Exercise description:
Please transcribe the listing below in full and word for word, without its pictures.
----------------------------------------
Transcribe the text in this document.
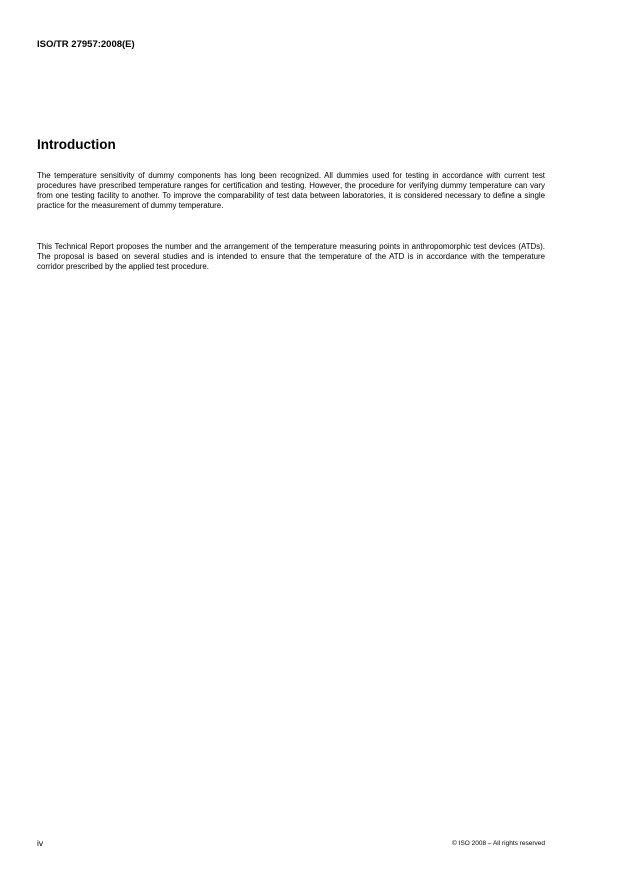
ISO/TR 27957:2008(E)
Introduction

The temperature sensitivity of dummy components has long been recognized. All dummies used for testing in accordance with current test procedures have prescribed temperature ranges for certification and testing. However, the procedure for verifying dummy temperature can vary from one testing facility to another. To improve the comparability of test data between laboratories, it is considered necessary to define a single practice for the measurement of dummy temperature.

This Technical Report proposes the number and the arrangement of the temperature measuring points in anthropomorphic test devices (ATDs). The proposal is based on several studies and is intended to ensure that the temperature of the ATD is in accordance with the temperature corridor prescribed by the applied test procedure.

iv	© ISO 2008 – All rights reserved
----------------------------------------
Response to the exercise:
Transcribe the text in this document.
ISO/TR 27957:2008(E)
Introduction

The temperature sensitivity of dummy components has long been recognized. All dummies used for testing in accordance with current test procedures have prescribed temperature ranges for certification and testing. However, the procedure for verifying dummy temperature can vary from one testing facility to another. To improve the comparability of test data between laboratories, it is considered necessary to define a single practice for the measurement of dummy temperature.

This Technical Report proposes the number and the arrangement of the temperature measuring points in anthropomorphic test devices (ATDs). The proposal is based on several studies and is intended to ensure that the temperature of the ATD is in accordance with the temperature corridor prescribed by the applied test procedure.

iv	© ISO 2008 – All rights reserved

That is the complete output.